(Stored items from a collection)
________

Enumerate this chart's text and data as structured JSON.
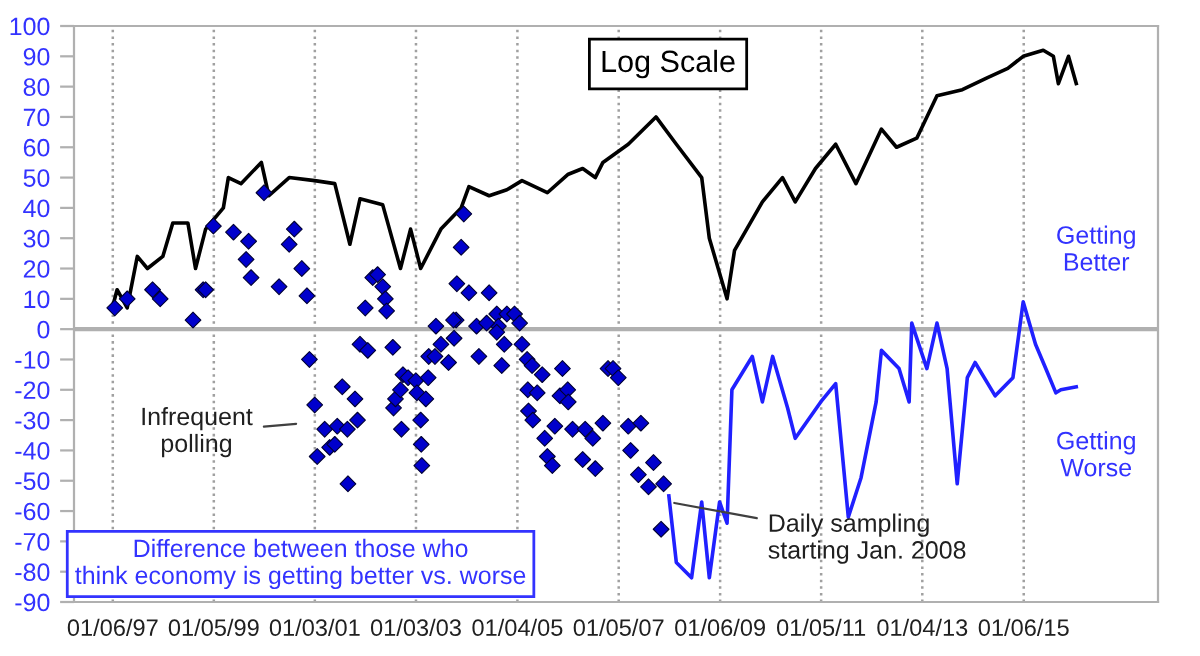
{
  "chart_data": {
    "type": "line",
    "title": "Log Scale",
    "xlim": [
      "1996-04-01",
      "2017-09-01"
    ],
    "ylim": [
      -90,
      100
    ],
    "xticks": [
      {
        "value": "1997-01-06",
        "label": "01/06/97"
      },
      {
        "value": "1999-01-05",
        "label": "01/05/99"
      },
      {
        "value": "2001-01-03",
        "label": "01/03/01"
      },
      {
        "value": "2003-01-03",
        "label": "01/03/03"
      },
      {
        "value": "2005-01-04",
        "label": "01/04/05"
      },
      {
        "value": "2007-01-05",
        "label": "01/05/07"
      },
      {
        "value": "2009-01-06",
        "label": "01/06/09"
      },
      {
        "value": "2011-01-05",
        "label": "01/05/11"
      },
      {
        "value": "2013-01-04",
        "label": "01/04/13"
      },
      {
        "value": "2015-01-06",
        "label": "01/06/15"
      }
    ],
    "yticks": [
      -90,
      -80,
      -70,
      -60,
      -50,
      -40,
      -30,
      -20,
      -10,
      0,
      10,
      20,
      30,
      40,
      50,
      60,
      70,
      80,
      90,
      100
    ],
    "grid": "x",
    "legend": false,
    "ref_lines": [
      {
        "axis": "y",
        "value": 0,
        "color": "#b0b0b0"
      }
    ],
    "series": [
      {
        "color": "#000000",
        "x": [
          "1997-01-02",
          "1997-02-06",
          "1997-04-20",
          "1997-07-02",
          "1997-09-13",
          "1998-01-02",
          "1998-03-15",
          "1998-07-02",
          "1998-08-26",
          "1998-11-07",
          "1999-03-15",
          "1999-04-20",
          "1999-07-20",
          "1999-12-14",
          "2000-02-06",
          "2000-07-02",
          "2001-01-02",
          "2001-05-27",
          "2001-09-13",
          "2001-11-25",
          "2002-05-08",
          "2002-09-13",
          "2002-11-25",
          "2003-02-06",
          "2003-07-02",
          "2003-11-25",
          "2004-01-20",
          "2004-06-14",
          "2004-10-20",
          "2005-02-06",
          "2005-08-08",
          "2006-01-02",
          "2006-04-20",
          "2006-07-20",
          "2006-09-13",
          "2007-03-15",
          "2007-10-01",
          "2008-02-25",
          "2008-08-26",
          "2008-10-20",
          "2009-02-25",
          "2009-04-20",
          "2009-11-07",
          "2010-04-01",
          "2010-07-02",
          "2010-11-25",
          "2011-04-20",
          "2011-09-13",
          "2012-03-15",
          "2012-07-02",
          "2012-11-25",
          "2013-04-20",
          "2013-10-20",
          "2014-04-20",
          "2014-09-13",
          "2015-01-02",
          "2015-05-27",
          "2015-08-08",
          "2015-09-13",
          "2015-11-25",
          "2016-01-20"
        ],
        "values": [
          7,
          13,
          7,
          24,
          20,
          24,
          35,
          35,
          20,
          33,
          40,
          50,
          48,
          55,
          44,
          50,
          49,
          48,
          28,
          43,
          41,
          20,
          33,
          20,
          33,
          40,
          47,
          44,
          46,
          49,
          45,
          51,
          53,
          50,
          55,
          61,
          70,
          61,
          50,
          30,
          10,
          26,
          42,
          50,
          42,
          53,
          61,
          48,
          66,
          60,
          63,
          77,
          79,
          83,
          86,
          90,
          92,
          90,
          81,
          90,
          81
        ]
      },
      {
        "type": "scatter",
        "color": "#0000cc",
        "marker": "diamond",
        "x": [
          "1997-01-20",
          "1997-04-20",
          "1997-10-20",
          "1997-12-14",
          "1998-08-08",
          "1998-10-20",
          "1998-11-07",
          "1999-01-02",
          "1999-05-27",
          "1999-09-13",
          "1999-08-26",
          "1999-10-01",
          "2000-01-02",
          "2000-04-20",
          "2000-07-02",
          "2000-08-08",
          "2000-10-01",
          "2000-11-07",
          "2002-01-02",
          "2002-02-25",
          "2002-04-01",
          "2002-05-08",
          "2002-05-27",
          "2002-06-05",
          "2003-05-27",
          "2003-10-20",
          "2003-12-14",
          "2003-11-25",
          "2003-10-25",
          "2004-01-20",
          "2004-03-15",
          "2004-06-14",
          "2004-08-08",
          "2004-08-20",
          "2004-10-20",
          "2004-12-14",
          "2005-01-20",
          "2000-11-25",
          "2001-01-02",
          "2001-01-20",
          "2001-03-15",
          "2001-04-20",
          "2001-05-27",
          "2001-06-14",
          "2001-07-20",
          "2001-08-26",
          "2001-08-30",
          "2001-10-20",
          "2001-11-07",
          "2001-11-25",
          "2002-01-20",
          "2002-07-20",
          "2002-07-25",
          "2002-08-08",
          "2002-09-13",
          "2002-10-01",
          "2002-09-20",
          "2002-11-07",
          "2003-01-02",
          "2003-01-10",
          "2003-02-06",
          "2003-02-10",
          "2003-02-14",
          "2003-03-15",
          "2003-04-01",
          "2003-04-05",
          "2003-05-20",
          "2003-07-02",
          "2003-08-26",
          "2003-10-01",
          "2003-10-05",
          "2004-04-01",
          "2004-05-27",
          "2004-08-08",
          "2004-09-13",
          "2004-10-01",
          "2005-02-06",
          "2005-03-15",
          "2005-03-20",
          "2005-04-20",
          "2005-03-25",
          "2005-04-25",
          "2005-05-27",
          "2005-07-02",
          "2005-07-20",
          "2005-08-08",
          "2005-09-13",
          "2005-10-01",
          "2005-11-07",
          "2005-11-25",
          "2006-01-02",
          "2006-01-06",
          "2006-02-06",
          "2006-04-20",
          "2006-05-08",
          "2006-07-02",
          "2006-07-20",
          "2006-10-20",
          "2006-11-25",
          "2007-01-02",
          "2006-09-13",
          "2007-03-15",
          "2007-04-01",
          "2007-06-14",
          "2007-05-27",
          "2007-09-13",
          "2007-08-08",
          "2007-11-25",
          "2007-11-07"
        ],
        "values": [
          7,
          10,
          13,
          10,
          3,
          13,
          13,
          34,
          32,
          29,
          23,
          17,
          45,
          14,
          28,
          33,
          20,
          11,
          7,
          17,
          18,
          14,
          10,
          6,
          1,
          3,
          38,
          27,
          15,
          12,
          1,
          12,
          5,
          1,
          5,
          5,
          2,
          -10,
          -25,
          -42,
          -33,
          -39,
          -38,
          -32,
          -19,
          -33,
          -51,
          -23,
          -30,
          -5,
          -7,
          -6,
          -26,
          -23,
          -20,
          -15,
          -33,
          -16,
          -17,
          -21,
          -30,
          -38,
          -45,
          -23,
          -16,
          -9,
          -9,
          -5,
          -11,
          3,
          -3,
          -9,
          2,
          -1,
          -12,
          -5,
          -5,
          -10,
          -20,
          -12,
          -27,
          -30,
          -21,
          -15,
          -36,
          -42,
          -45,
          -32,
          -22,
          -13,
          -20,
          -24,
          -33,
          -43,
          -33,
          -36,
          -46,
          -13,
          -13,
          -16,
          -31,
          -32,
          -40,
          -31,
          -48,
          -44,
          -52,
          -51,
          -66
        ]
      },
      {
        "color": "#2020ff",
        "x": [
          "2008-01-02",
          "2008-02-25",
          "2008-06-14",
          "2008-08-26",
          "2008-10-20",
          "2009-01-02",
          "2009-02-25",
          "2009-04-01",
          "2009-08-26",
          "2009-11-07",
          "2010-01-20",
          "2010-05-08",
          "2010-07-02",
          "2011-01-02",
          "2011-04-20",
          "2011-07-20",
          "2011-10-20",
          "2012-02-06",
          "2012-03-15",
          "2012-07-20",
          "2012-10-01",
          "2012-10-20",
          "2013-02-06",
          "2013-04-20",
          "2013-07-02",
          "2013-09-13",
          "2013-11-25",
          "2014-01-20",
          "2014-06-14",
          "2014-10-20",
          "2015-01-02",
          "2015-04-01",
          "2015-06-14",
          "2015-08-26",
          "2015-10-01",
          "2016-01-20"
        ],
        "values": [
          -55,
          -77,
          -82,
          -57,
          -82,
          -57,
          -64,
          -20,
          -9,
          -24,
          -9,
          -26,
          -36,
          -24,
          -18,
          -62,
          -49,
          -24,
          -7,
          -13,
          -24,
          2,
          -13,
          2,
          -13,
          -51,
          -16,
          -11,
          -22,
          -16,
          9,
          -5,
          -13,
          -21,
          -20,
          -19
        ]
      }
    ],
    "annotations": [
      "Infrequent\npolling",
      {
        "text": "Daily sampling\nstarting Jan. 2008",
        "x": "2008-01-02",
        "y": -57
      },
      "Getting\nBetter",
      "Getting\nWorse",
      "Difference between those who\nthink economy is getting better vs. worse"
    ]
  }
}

________

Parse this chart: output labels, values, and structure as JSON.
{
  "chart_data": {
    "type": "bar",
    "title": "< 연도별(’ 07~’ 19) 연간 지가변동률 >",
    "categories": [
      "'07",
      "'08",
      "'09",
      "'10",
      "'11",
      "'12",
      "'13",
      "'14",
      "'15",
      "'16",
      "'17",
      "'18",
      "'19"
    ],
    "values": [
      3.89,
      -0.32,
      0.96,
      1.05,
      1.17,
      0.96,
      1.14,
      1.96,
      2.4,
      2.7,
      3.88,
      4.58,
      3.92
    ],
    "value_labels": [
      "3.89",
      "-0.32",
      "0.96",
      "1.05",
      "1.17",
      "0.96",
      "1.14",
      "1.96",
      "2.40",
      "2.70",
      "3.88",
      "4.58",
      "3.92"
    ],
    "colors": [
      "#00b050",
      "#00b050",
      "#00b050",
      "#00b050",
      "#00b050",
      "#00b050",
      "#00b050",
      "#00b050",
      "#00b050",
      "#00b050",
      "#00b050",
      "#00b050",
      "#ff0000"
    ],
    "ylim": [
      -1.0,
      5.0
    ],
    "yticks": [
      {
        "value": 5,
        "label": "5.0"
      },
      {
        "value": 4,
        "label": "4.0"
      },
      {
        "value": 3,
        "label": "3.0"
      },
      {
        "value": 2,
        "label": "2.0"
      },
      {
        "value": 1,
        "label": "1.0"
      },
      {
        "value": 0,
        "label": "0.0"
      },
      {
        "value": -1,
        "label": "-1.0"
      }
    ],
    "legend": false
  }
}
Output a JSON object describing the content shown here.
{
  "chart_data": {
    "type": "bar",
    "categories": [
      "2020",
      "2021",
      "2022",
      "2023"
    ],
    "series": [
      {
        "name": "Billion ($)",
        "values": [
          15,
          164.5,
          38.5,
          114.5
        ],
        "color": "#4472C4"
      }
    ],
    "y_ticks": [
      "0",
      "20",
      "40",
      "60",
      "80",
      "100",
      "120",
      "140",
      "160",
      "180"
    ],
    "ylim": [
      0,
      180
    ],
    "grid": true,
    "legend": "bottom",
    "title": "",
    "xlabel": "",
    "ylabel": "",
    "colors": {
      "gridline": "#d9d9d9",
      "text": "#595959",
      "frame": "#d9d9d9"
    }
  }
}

________

• [WHAT IS EXPECTED]: Locate all lines in the listing above with the word "type". Copy them.

• [PROBLEM SOLUTION]:
    "type": "line",
        "type": "scatter",
    "type": "bar",
    "type": "bar",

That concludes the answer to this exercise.